**WHAT IS ASKED**
Copy every line that mentions the word "VIIIа".

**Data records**

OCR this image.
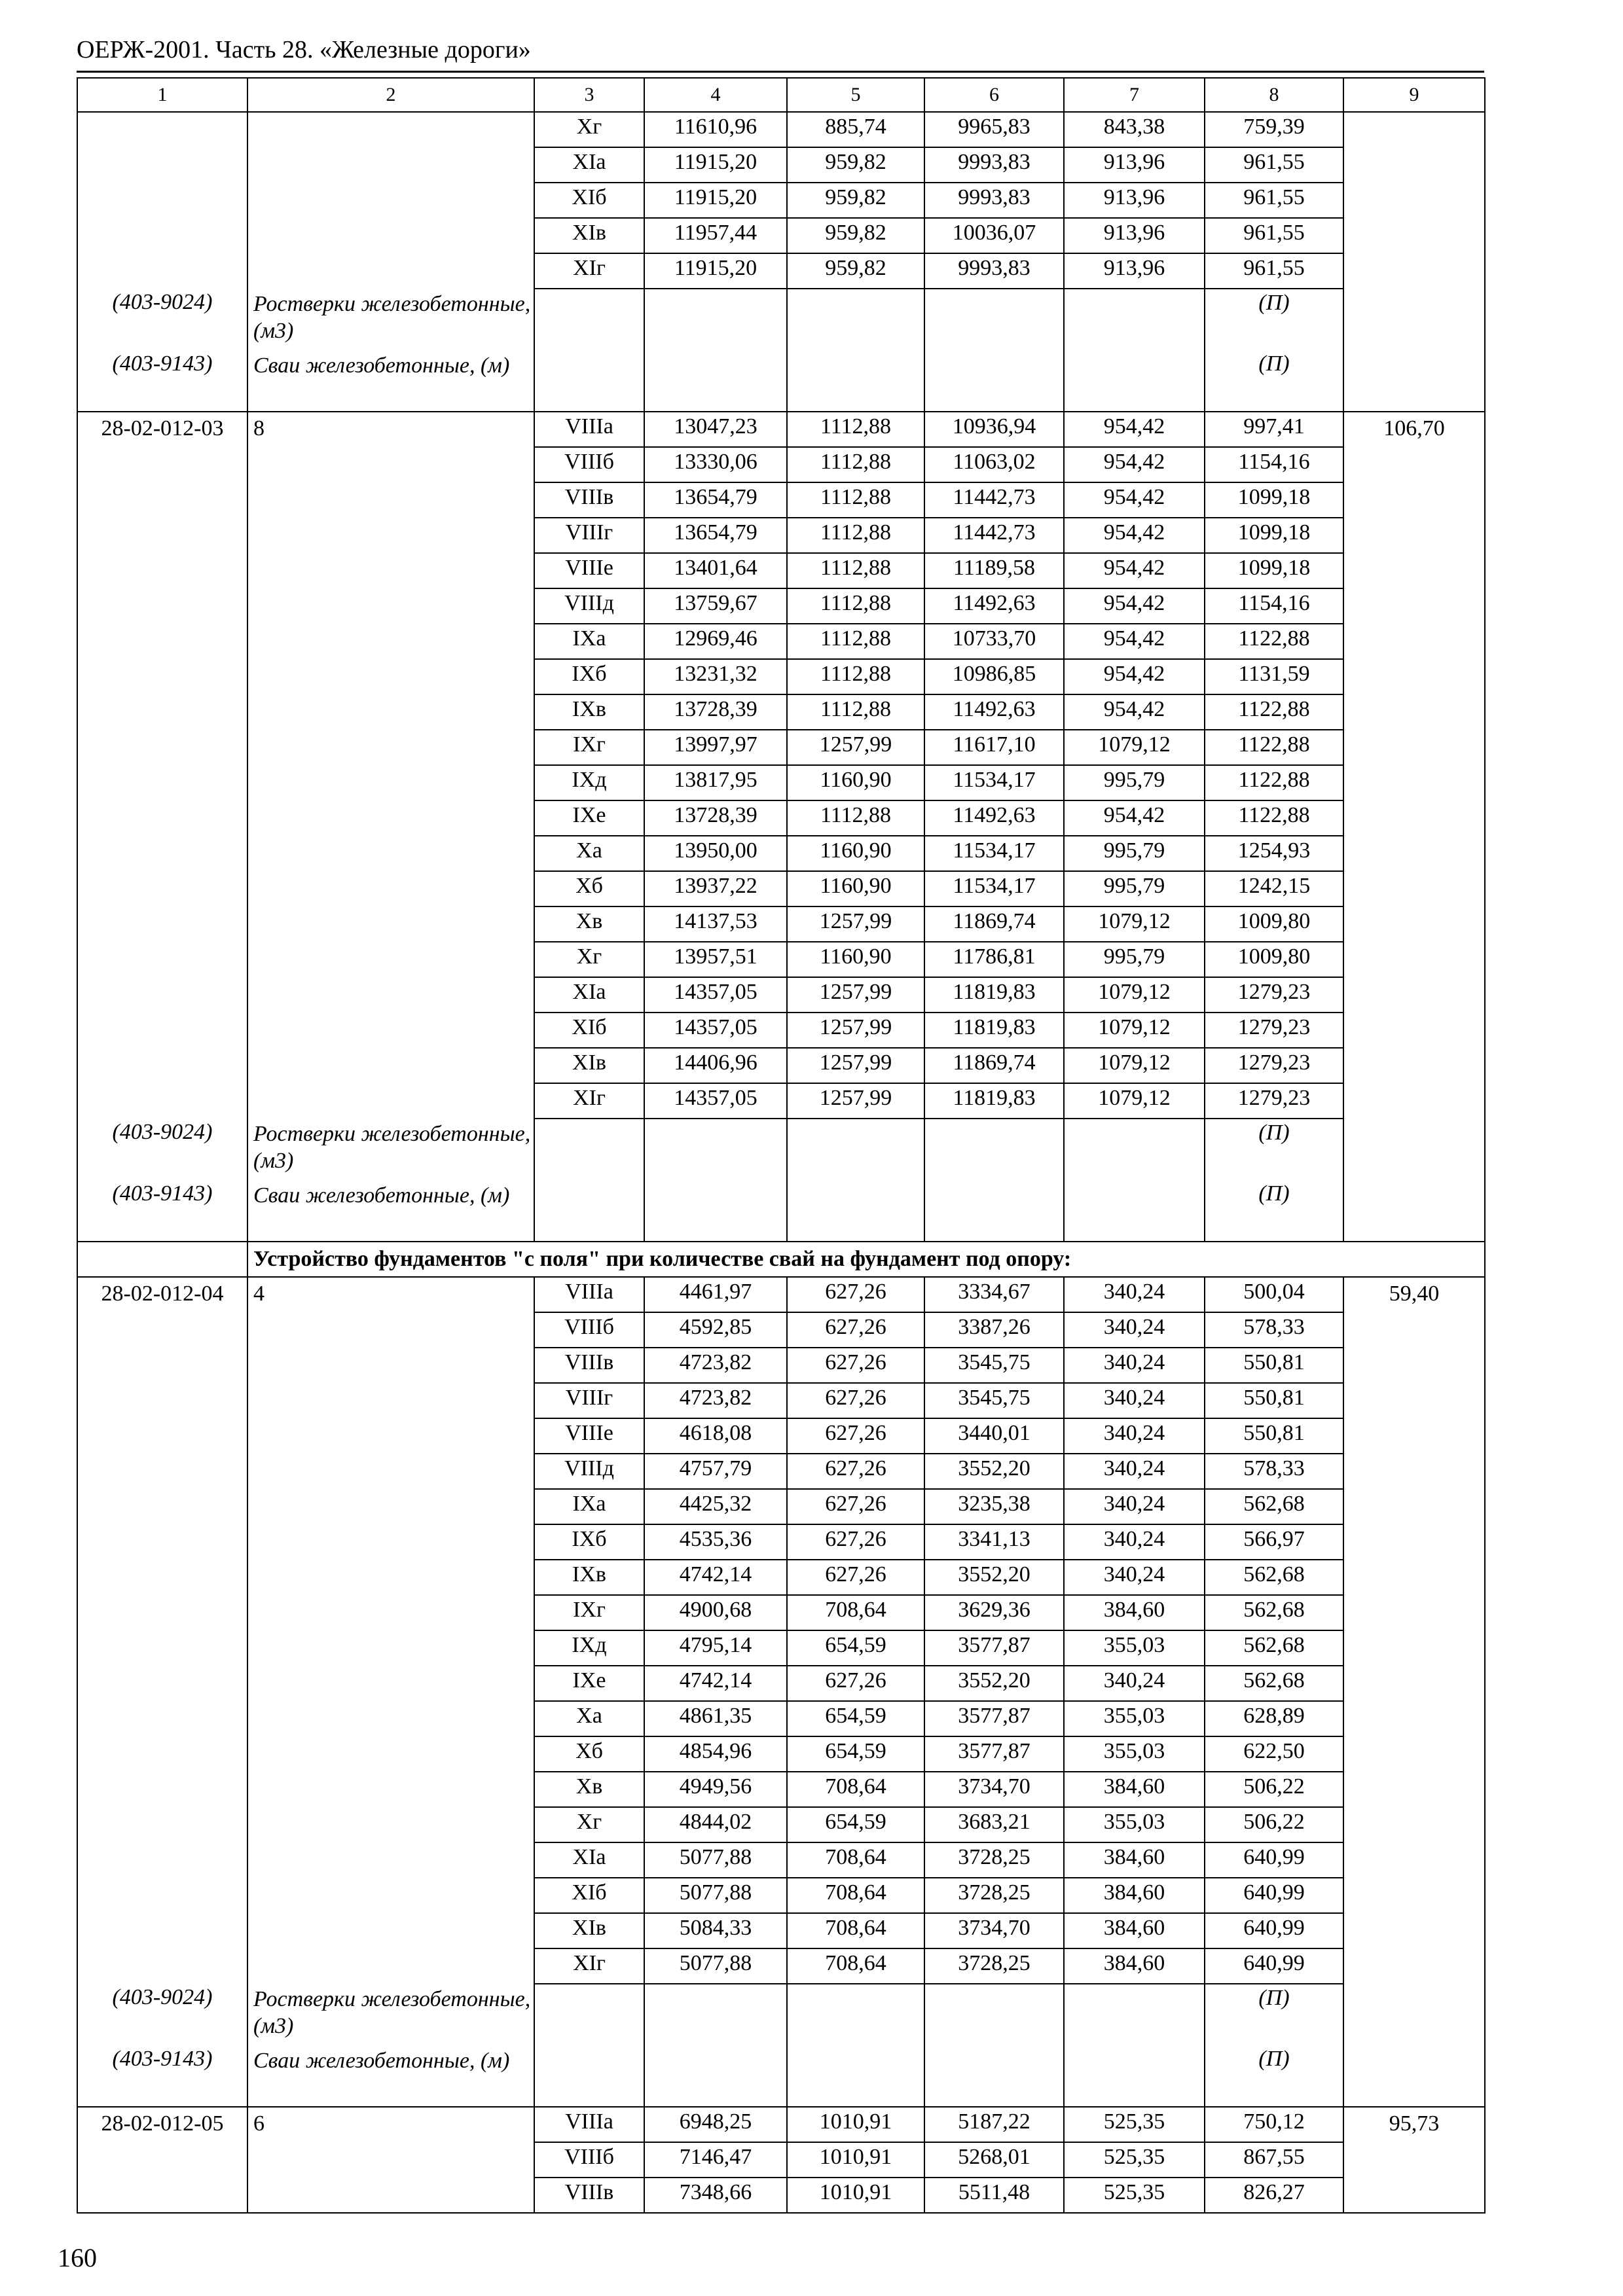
ОЕРЖ-2001. Часть 28. «Железные дороги»
1	2	3	4	5	6	7	8	9
		Xг	11610,96	885,74	9965,83	843,38	759,39	
		XIа	11915,20	959,82	9993,83	913,96	961,55	
		XIб	11915,20	959,82	9993,83	913,96	961,55	
		XIв	11957,44	959,82	10036,07	913,96	961,55	
		XIг	11915,20	959,82	9993,83	913,96	961,55	
(403-9024)	Ростверки железобетонные, (м3)						(П)	
(403-9143)	Сваи железобетонные, (м)						(П)	
28-02-012-03	8	VIIIа	13047,23	1112,88	10936,94	954,42	997,41	106,70
		VIIIб	13330,06	1112,88	11063,02	954,42	1154,16	
		VIIIв	13654,79	1112,88	11442,73	954,42	1099,18	
		VIIIг	13654,79	1112,88	11442,73	954,42	1099,18	
		VIIIе	13401,64	1112,88	11189,58	954,42	1099,18	
		VIIIд	13759,67	1112,88	11492,63	954,42	1154,16	
		IXа	12969,46	1112,88	10733,70	954,42	1122,88	
		IXб	13231,32	1112,88	10986,85	954,42	1131,59	
		IXв	13728,39	1112,88	11492,63	954,42	1122,88	
		IXг	13997,97	1257,99	11617,10	1079,12	1122,88	
		IXд	13817,95	1160,90	11534,17	995,79	1122,88	
		IXе	13728,39	1112,88	11492,63	954,42	1122,88	
		Xа	13950,00	1160,90	11534,17	995,79	1254,93	
		Xб	13937,22	1160,90	11534,17	995,79	1242,15	
		Xв	14137,53	1257,99	11869,74	1079,12	1009,80	
		Xг	13957,51	1160,90	11786,81	995,79	1009,80	
		XIа	14357,05	1257,99	11819,83	1079,12	1279,23	
		XIб	14357,05	1257,99	11819,83	1079,12	1279,23	
		XIв	14406,96	1257,99	11869,74	1079,12	1279,23	
		XIг	14357,05	1257,99	11819,83	1079,12	1279,23	
(403-9024)	Ростверки железобетонные, (м3)						(П)	
(403-9143)	Сваи железобетонные, (м)						(П)	
	Устройство фундаментов "с поля" при количестве свай на фундамент под опору:							
28-02-012-04	4	VIIIа	4461,97	627,26	3334,67	340,24	500,04	59,40
		VIIIб	4592,85	627,26	3387,26	340,24	578,33	
		VIIIв	4723,82	627,26	3545,75	340,24	550,81	
		VIIIг	4723,82	627,26	3545,75	340,24	550,81	
		VIIIе	4618,08	627,26	3440,01	340,24	550,81	
		VIIIд	4757,79	627,26	3552,20	340,24	578,33	
		IXа	4425,32	627,26	3235,38	340,24	562,68	
		IXб	4535,36	627,26	3341,13	340,24	566,97	
		IXв	4742,14	627,26	3552,20	340,24	562,68	
		IXг	4900,68	708,64	3629,36	384,60	562,68	
		IXд	4795,14	654,59	3577,87	355,03	562,68	
		IXе	4742,14	627,26	3552,20	340,24	562,68	
		Xа	4861,35	654,59	3577,87	355,03	628,89	
		Xб	4854,96	654,59	3577,87	355,03	622,50	
		Xв	4949,56	708,64	3734,70	384,60	506,22	
		Xг	4844,02	654,59	3683,21	355,03	506,22	
		XIа	5077,88	708,64	3728,25	384,60	640,99	
		XIб	5077,88	708,64	3728,25	384,60	640,99	
		XIв	5084,33	708,64	3734,70	384,60	640,99	
		XIг	5077,88	708,64	3728,25	384,60	640,99	
(403-9024)	Ростверки железобетонные, (м3)						(П)	
(403-9143)	Сваи железобетонные, (м)						(П)	
28-02-012-05	6	VIIIа	6948,25	1010,91	5187,22	525,35	750,12	95,73
		VIIIб	7146,47	1010,91	5268,01	525,35	867,55	
		VIIIв	7348,66	1010,91	5511,48	525,35	826,27	
160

**EXERCISE RESPONSE**
28-02-012-03	8	VIIIа	13047,23	1112,88	10936,94	954,42	997,41	106,70
28-02-012-04	4	VIIIа	4461,97	627,26	3334,67	340,24	500,04	59,40
28-02-012-05	6	VIIIа	6948,25	1010,91	5187,22	525,35	750,12	95,73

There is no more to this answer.